Search the listing below for the word "CFDs" and copy each line that holds it.

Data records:
>> START
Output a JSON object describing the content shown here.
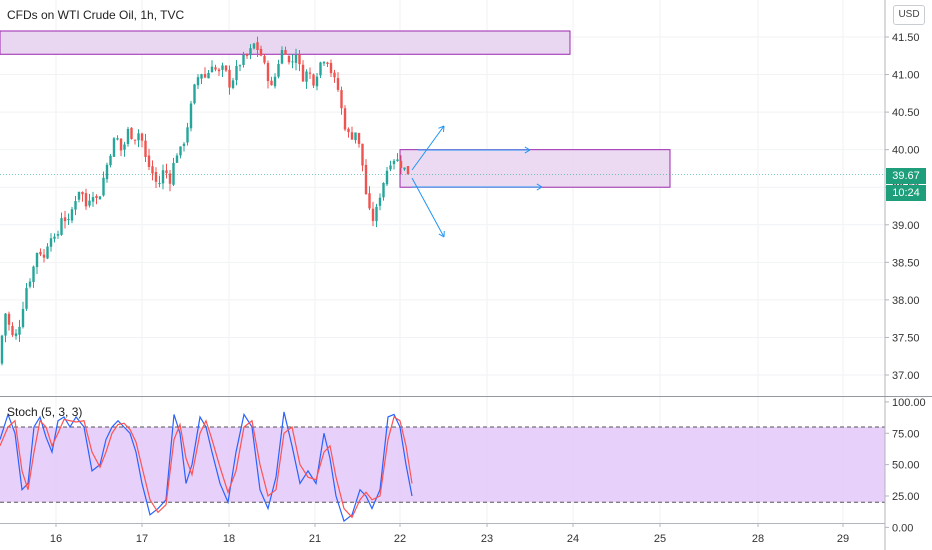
{
  "header": {
    "title": "CFDs on WTI Crude Oil, 1h, TVC",
    "currency_button": "USD"
  },
  "price_tag": {
    "price": "39.67",
    "countdown": "10:24",
    "color": "#1e9e7a"
  },
  "colors": {
    "up": "#26a69a",
    "down": "#ef5350",
    "zone_fill": "#e9d6f0",
    "zone_stroke": "#9c27b0",
    "arrow": "#2196f3",
    "stoch_k": "#2962ff",
    "stoch_d": "#ff5252",
    "stoch_band": "#e1c4f7"
  },
  "x_axis": {
    "labels": [
      "16",
      "17",
      "18",
      "21",
      "22",
      "23",
      "24",
      "25",
      "28",
      "29"
    ]
  },
  "chart_data": [
    {
      "type": "candlestick",
      "title": "CFDs on WTI Crude Oil, 1h, TVC",
      "y_ticks": [
        "41.50",
        "41.00",
        "40.50",
        "40.00",
        "39.50",
        "39.00",
        "38.50",
        "38.00",
        "37.50",
        "37.00"
      ],
      "ylim": [
        36.8,
        41.8
      ],
      "last_price": 39.67,
      "path": [
        [
          0,
          37.15
        ],
        [
          4,
          37.9
        ],
        [
          8,
          37.7
        ],
        [
          14,
          37.45
        ],
        [
          20,
          37.7
        ],
        [
          26,
          38.15
        ],
        [
          32,
          38.35
        ],
        [
          38,
          38.7
        ],
        [
          44,
          38.55
        ],
        [
          50,
          38.9
        ],
        [
          56,
          38.75
        ],
        [
          62,
          39.15
        ],
        [
          68,
          39.0
        ],
        [
          74,
          39.3
        ],
        [
          80,
          39.5
        ],
        [
          86,
          39.25
        ],
        [
          92,
          39.45
        ],
        [
          98,
          39.3
        ],
        [
          104,
          39.65
        ],
        [
          110,
          39.95
        ],
        [
          116,
          40.2
        ],
        [
          122,
          39.95
        ],
        [
          128,
          40.25
        ],
        [
          134,
          40.15
        ],
        [
          140,
          40.25
        ],
        [
          146,
          39.85
        ],
        [
          152,
          39.7
        ],
        [
          158,
          39.5
        ],
        [
          164,
          39.75
        ],
        [
          170,
          39.6
        ],
        [
          176,
          39.95
        ],
        [
          182,
          40.0
        ],
        [
          188,
          40.35
        ],
        [
          194,
          40.8
        ],
        [
          200,
          41.05
        ],
        [
          206,
          40.95
        ],
        [
          212,
          41.15
        ],
        [
          218,
          41.0
        ],
        [
          224,
          41.1
        ],
        [
          230,
          40.85
        ],
        [
          236,
          41.05
        ],
        [
          242,
          41.2
        ],
        [
          248,
          41.25
        ],
        [
          254,
          41.4
        ],
        [
          260,
          41.3
        ],
        [
          266,
          41.05
        ],
        [
          272,
          40.8
        ],
        [
          278,
          41.15
        ],
        [
          284,
          41.4
        ],
        [
          290,
          41.1
        ],
        [
          296,
          41.3
        ],
        [
          302,
          40.95
        ],
        [
          308,
          41.05
        ],
        [
          314,
          40.9
        ],
        [
          320,
          41.15
        ],
        [
          326,
          41.25
        ],
        [
          332,
          41.0
        ],
        [
          338,
          40.8
        ],
        [
          344,
          40.35
        ],
        [
          350,
          40.15
        ],
        [
          356,
          40.25
        ],
        [
          362,
          39.85
        ],
        [
          368,
          39.2
        ],
        [
          374,
          39.05
        ],
        [
          380,
          39.4
        ],
        [
          386,
          39.7
        ],
        [
          392,
          39.9
        ],
        [
          398,
          39.85
        ],
        [
          404,
          39.75
        ],
        [
          410,
          39.67
        ]
      ]
    },
    {
      "type": "line",
      "title": "Stoch (5, 3, 3)",
      "y_ticks": [
        "100.00",
        "75.00",
        "50.00",
        "25.00",
        "0.00"
      ],
      "ylim": [
        0,
        100
      ],
      "band": [
        20,
        80
      ],
      "series": [
        {
          "key": "k",
          "points": [
            [
              0,
              70
            ],
            [
              8,
              90
            ],
            [
              15,
              75
            ],
            [
              22,
              30
            ],
            [
              28,
              35
            ],
            [
              34,
              80
            ],
            [
              40,
              88
            ],
            [
              46,
              72
            ],
            [
              52,
              60
            ],
            [
              58,
              85
            ],
            [
              64,
              88
            ],
            [
              70,
              80
            ],
            [
              76,
              88
            ],
            [
              84,
              80
            ],
            [
              92,
              45
            ],
            [
              100,
              50
            ],
            [
              106,
              70
            ],
            [
              112,
              80
            ],
            [
              118,
              85
            ],
            [
              124,
              80
            ],
            [
              130,
              75
            ],
            [
              136,
              60
            ],
            [
              142,
              35
            ],
            [
              150,
              10
            ],
            [
              158,
              15
            ],
            [
              166,
              22
            ],
            [
              174,
              90
            ],
            [
              180,
              75
            ],
            [
              186,
              35
            ],
            [
              192,
              50
            ],
            [
              200,
              88
            ],
            [
              206,
              80
            ],
            [
              212,
              60
            ],
            [
              220,
              35
            ],
            [
              228,
              20
            ],
            [
              236,
              60
            ],
            [
              244,
              90
            ],
            [
              252,
              80
            ],
            [
              260,
              30
            ],
            [
              268,
              15
            ],
            [
              276,
              40
            ],
            [
              284,
              92
            ],
            [
              292,
              65
            ],
            [
              300,
              35
            ],
            [
              308,
              45
            ],
            [
              316,
              35
            ],
            [
              324,
              75
            ],
            [
              330,
              55
            ],
            [
              336,
              25
            ],
            [
              344,
              5
            ],
            [
              352,
              10
            ],
            [
              360,
              30
            ],
            [
              366,
              25
            ],
            [
              372,
              15
            ],
            [
              380,
              30
            ],
            [
              388,
              88
            ],
            [
              394,
              90
            ],
            [
              400,
              80
            ],
            [
              406,
              50
            ],
            [
              412,
              25
            ]
          ]
        },
        {
          "key": "d",
          "points": [
            [
              0,
              65
            ],
            [
              8,
              80
            ],
            [
              15,
              85
            ],
            [
              22,
              45
            ],
            [
              28,
              30
            ],
            [
              34,
              60
            ],
            [
              40,
              85
            ],
            [
              46,
              80
            ],
            [
              52,
              65
            ],
            [
              58,
              75
            ],
            [
              64,
              86
            ],
            [
              70,
              85
            ],
            [
              76,
              84
            ],
            [
              84,
              85
            ],
            [
              92,
              60
            ],
            [
              100,
              48
            ],
            [
              106,
              60
            ],
            [
              112,
              75
            ],
            [
              118,
              82
            ],
            [
              124,
              83
            ],
            [
              130,
              78
            ],
            [
              136,
              68
            ],
            [
              142,
              48
            ],
            [
              150,
              22
            ],
            [
              158,
              12
            ],
            [
              166,
              18
            ],
            [
              174,
              70
            ],
            [
              180,
              82
            ],
            [
              186,
              55
            ],
            [
              192,
              42
            ],
            [
              200,
              75
            ],
            [
              206,
              85
            ],
            [
              212,
              70
            ],
            [
              220,
              48
            ],
            [
              228,
              28
            ],
            [
              236,
              45
            ],
            [
              244,
              80
            ],
            [
              252,
              85
            ],
            [
              260,
              50
            ],
            [
              268,
              25
            ],
            [
              276,
              30
            ],
            [
              284,
              75
            ],
            [
              292,
              80
            ],
            [
              300,
              50
            ],
            [
              308,
              40
            ],
            [
              316,
              38
            ],
            [
              324,
              60
            ],
            [
              330,
              65
            ],
            [
              336,
              40
            ],
            [
              344,
              15
            ],
            [
              352,
              8
            ],
            [
              360,
              22
            ],
            [
              366,
              28
            ],
            [
              372,
              22
            ],
            [
              380,
              25
            ],
            [
              388,
              70
            ],
            [
              394,
              88
            ],
            [
              400,
              85
            ],
            [
              406,
              65
            ],
            [
              412,
              35
            ]
          ]
        }
      ]
    }
  ],
  "annotations": {
    "resistance_zone": {
      "from": 41.27,
      "to": 41.58
    },
    "target_zone": {
      "from": 39.5,
      "to": 40.0
    },
    "arrows": [
      "up-arrow",
      "right-arrow-upper",
      "right-arrow-lower",
      "down-arrow"
    ]
  }
}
>> END
- ANSWER TO THIS PROBLEM:
    "title": "CFDs on WTI Crude Oil, 1h, TVC",
      "title": "CFDs on WTI Crude Oil, 1h, TVC",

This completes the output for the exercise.